-- Task prompt --
Write every line out verbatim and omit the pictures.

-- Data entries --
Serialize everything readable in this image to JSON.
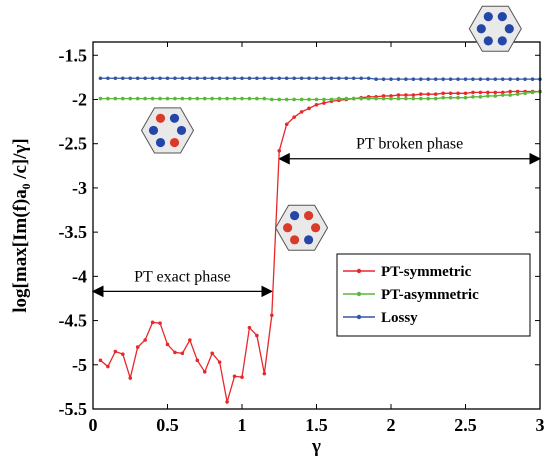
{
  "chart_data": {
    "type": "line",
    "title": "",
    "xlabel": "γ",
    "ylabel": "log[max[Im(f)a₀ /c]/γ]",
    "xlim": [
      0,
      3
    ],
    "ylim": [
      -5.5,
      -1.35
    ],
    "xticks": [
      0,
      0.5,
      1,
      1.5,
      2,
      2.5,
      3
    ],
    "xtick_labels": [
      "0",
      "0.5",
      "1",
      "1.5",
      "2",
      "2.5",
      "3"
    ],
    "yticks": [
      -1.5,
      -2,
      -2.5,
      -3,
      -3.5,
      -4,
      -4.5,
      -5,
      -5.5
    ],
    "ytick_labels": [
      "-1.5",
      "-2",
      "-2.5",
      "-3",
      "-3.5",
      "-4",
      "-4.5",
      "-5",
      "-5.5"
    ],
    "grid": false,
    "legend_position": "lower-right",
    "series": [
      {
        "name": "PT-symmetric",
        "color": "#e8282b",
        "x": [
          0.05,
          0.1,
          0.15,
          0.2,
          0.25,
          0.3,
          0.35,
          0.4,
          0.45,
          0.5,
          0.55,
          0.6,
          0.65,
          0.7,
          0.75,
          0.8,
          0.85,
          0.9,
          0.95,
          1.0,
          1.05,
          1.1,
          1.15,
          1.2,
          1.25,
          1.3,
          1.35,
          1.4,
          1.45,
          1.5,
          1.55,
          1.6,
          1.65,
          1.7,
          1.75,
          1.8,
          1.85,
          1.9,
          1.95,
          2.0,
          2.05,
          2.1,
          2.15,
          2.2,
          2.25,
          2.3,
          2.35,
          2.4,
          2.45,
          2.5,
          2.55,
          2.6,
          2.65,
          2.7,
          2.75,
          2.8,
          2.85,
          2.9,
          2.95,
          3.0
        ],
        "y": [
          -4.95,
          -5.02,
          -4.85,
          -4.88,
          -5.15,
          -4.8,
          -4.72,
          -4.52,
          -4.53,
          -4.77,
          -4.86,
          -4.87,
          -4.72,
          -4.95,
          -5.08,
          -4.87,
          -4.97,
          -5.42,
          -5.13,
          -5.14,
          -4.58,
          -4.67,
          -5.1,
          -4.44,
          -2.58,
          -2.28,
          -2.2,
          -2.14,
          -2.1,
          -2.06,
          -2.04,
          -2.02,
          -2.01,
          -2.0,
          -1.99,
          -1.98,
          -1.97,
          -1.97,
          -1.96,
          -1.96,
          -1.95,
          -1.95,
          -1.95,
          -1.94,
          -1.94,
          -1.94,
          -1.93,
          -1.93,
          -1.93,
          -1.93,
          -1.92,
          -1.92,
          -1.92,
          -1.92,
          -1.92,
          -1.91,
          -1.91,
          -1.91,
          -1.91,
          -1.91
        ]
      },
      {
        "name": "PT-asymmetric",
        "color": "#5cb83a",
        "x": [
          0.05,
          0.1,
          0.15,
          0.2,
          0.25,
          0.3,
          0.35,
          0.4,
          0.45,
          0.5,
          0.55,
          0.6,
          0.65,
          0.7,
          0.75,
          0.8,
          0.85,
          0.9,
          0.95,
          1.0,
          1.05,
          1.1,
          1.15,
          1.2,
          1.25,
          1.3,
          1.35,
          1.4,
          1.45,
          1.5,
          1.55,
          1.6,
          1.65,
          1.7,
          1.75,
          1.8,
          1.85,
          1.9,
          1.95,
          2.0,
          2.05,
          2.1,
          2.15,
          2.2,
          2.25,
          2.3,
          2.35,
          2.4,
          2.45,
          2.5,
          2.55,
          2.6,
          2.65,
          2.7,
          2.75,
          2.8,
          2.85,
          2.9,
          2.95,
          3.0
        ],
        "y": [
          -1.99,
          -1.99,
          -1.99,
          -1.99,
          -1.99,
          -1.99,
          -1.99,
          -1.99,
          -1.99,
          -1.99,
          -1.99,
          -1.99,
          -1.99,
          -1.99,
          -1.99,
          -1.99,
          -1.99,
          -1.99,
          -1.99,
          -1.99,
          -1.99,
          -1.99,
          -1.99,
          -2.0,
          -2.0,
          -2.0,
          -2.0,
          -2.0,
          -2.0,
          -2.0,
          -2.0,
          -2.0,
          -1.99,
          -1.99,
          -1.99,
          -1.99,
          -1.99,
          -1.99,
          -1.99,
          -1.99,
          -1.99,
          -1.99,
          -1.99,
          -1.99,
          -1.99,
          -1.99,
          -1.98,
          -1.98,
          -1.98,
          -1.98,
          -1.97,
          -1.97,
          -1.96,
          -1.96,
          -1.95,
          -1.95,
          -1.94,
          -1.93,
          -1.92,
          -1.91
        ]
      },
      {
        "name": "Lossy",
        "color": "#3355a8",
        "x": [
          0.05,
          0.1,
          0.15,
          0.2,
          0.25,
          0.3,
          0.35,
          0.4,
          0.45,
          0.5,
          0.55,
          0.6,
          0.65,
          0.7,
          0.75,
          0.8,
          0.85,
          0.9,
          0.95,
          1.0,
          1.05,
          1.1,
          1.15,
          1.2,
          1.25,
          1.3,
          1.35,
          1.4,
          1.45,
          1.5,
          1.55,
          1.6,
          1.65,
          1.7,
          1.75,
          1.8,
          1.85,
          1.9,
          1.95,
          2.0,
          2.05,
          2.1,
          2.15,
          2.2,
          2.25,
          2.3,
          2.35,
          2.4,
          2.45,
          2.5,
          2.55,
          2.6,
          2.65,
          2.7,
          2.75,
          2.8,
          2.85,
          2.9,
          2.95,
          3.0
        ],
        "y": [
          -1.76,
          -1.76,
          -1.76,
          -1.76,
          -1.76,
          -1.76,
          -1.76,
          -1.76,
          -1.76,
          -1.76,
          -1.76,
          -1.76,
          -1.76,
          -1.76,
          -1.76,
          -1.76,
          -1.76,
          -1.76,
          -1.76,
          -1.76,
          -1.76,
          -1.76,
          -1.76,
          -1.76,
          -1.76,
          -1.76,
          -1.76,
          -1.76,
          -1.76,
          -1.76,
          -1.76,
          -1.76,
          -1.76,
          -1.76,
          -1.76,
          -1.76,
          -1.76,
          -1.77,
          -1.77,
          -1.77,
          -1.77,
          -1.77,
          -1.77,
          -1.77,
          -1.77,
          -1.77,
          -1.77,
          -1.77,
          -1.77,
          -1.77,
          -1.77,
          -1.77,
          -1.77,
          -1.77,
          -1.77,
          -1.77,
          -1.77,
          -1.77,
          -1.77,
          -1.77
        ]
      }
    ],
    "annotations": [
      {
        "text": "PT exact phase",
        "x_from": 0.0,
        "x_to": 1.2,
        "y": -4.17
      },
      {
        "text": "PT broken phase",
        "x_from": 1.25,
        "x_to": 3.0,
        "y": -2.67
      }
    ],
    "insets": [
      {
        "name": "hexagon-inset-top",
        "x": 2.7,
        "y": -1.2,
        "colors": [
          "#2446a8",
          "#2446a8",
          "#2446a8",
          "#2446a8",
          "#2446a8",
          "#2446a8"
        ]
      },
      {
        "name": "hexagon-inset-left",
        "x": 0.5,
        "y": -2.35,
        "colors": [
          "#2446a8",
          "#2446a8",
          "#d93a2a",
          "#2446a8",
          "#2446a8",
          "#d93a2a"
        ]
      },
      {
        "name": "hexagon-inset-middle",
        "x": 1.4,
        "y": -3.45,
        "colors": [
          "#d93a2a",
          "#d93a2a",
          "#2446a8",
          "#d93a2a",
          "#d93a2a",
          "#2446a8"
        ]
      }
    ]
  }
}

-- In response --
Serialize everything readable in this image to JSON.
{
  "chart_data": {
    "type": "line",
    "title": "",
    "xlabel": "γ",
    "ylabel": "log[max[Im(f)a₀ /c]/γ]",
    "xlim": [
      0,
      3
    ],
    "ylim": [
      -5.5,
      -1.35
    ],
    "xticks": [
      0,
      0.5,
      1,
      1.5,
      2,
      2.5,
      3
    ],
    "xtick_labels": [
      "0",
      "0.5",
      "1",
      "1.5",
      "2",
      "2.5",
      "3"
    ],
    "yticks": [
      -1.5,
      -2,
      -2.5,
      -3,
      -3.5,
      -4,
      -4.5,
      -5,
      -5.5
    ],
    "ytick_labels": [
      "-1.5",
      "-2",
      "-2.5",
      "-3",
      "-3.5",
      "-4",
      "-4.5",
      "-5",
      "-5.5"
    ],
    "grid": false,
    "legend_position": "lower-right",
    "series": [
      {
        "name": "PT-symmetric",
        "color": "#e8282b",
        "x": [
          0.05,
          0.1,
          0.15,
          0.2,
          0.25,
          0.3,
          0.35,
          0.4,
          0.45,
          0.5,
          0.55,
          0.6,
          0.65,
          0.7,
          0.75,
          0.8,
          0.85,
          0.9,
          0.95,
          1.0,
          1.05,
          1.1,
          1.15,
          1.2,
          1.25,
          1.3,
          1.35,
          1.4,
          1.45,
          1.5,
          1.55,
          1.6,
          1.65,
          1.7,
          1.75,
          1.8,
          1.85,
          1.9,
          1.95,
          2.0,
          2.05,
          2.1,
          2.15,
          2.2,
          2.25,
          2.3,
          2.35,
          2.4,
          2.45,
          2.5,
          2.55,
          2.6,
          2.65,
          2.7,
          2.75,
          2.8,
          2.85,
          2.9,
          2.95,
          3.0
        ],
        "y": [
          -4.95,
          -5.02,
          -4.85,
          -4.88,
          -5.15,
          -4.8,
          -4.72,
          -4.52,
          -4.53,
          -4.77,
          -4.86,
          -4.87,
          -4.72,
          -4.95,
          -5.08,
          -4.87,
          -4.97,
          -5.42,
          -5.13,
          -5.14,
          -4.58,
          -4.67,
          -5.1,
          -4.44,
          -2.58,
          -2.28,
          -2.2,
          -2.14,
          -2.1,
          -2.06,
          -2.04,
          -2.02,
          -2.01,
          -2.0,
          -1.99,
          -1.98,
          -1.97,
          -1.97,
          -1.96,
          -1.96,
          -1.95,
          -1.95,
          -1.95,
          -1.94,
          -1.94,
          -1.94,
          -1.93,
          -1.93,
          -1.93,
          -1.93,
          -1.92,
          -1.92,
          -1.92,
          -1.92,
          -1.92,
          -1.91,
          -1.91,
          -1.91,
          -1.91,
          -1.91
        ]
      },
      {
        "name": "PT-asymmetric",
        "color": "#5cb83a",
        "x": [
          0.05,
          0.1,
          0.15,
          0.2,
          0.25,
          0.3,
          0.35,
          0.4,
          0.45,
          0.5,
          0.55,
          0.6,
          0.65,
          0.7,
          0.75,
          0.8,
          0.85,
          0.9,
          0.95,
          1.0,
          1.05,
          1.1,
          1.15,
          1.2,
          1.25,
          1.3,
          1.35,
          1.4,
          1.45,
          1.5,
          1.55,
          1.6,
          1.65,
          1.7,
          1.75,
          1.8,
          1.85,
          1.9,
          1.95,
          2.0,
          2.05,
          2.1,
          2.15,
          2.2,
          2.25,
          2.3,
          2.35,
          2.4,
          2.45,
          2.5,
          2.55,
          2.6,
          2.65,
          2.7,
          2.75,
          2.8,
          2.85,
          2.9,
          2.95,
          3.0
        ],
        "y": [
          -1.99,
          -1.99,
          -1.99,
          -1.99,
          -1.99,
          -1.99,
          -1.99,
          -1.99,
          -1.99,
          -1.99,
          -1.99,
          -1.99,
          -1.99,
          -1.99,
          -1.99,
          -1.99,
          -1.99,
          -1.99,
          -1.99,
          -1.99,
          -1.99,
          -1.99,
          -1.99,
          -2.0,
          -2.0,
          -2.0,
          -2.0,
          -2.0,
          -2.0,
          -2.0,
          -2.0,
          -2.0,
          -1.99,
          -1.99,
          -1.99,
          -1.99,
          -1.99,
          -1.99,
          -1.99,
          -1.99,
          -1.99,
          -1.99,
          -1.99,
          -1.99,
          -1.99,
          -1.99,
          -1.98,
          -1.98,
          -1.98,
          -1.98,
          -1.97,
          -1.97,
          -1.96,
          -1.96,
          -1.95,
          -1.95,
          -1.94,
          -1.93,
          -1.92,
          -1.91
        ]
      },
      {
        "name": "Lossy",
        "color": "#3355a8",
        "x": [
          0.05,
          0.1,
          0.15,
          0.2,
          0.25,
          0.3,
          0.35,
          0.4,
          0.45,
          0.5,
          0.55,
          0.6,
          0.65,
          0.7,
          0.75,
          0.8,
          0.85,
          0.9,
          0.95,
          1.0,
          1.05,
          1.1,
          1.15,
          1.2,
          1.25,
          1.3,
          1.35,
          1.4,
          1.45,
          1.5,
          1.55,
          1.6,
          1.65,
          1.7,
          1.75,
          1.8,
          1.85,
          1.9,
          1.95,
          2.0,
          2.05,
          2.1,
          2.15,
          2.2,
          2.25,
          2.3,
          2.35,
          2.4,
          2.45,
          2.5,
          2.55,
          2.6,
          2.65,
          2.7,
          2.75,
          2.8,
          2.85,
          2.9,
          2.95,
          3.0
        ],
        "y": [
          -1.76,
          -1.76,
          -1.76,
          -1.76,
          -1.76,
          -1.76,
          -1.76,
          -1.76,
          -1.76,
          -1.76,
          -1.76,
          -1.76,
          -1.76,
          -1.76,
          -1.76,
          -1.76,
          -1.76,
          -1.76,
          -1.76,
          -1.76,
          -1.76,
          -1.76,
          -1.76,
          -1.76,
          -1.76,
          -1.76,
          -1.76,
          -1.76,
          -1.76,
          -1.76,
          -1.76,
          -1.76,
          -1.76,
          -1.76,
          -1.76,
          -1.76,
          -1.76,
          -1.77,
          -1.77,
          -1.77,
          -1.77,
          -1.77,
          -1.77,
          -1.77,
          -1.77,
          -1.77,
          -1.77,
          -1.77,
          -1.77,
          -1.77,
          -1.77,
          -1.77,
          -1.77,
          -1.77,
          -1.77,
          -1.77,
          -1.77,
          -1.77,
          -1.77,
          -1.77
        ]
      }
    ],
    "annotations": [
      {
        "text": "PT exact phase",
        "x_from": 0.0,
        "x_to": 1.2,
        "y": -4.17
      },
      {
        "text": "PT broken phase",
        "x_from": 1.25,
        "x_to": 3.0,
        "y": -2.67
      }
    ],
    "insets": [
      {
        "name": "hexagon-inset-top",
        "x": 2.7,
        "y": -1.2,
        "colors": [
          "#2446a8",
          "#2446a8",
          "#2446a8",
          "#2446a8",
          "#2446a8",
          "#2446a8"
        ]
      },
      {
        "name": "hexagon-inset-left",
        "x": 0.5,
        "y": -2.35,
        "colors": [
          "#2446a8",
          "#2446a8",
          "#d93a2a",
          "#2446a8",
          "#2446a8",
          "#d93a2a"
        ]
      },
      {
        "name": "hexagon-inset-middle",
        "x": 1.4,
        "y": -3.45,
        "colors": [
          "#d93a2a",
          "#d93a2a",
          "#2446a8",
          "#d93a2a",
          "#d93a2a",
          "#2446a8"
        ]
      }
    ]
  }
}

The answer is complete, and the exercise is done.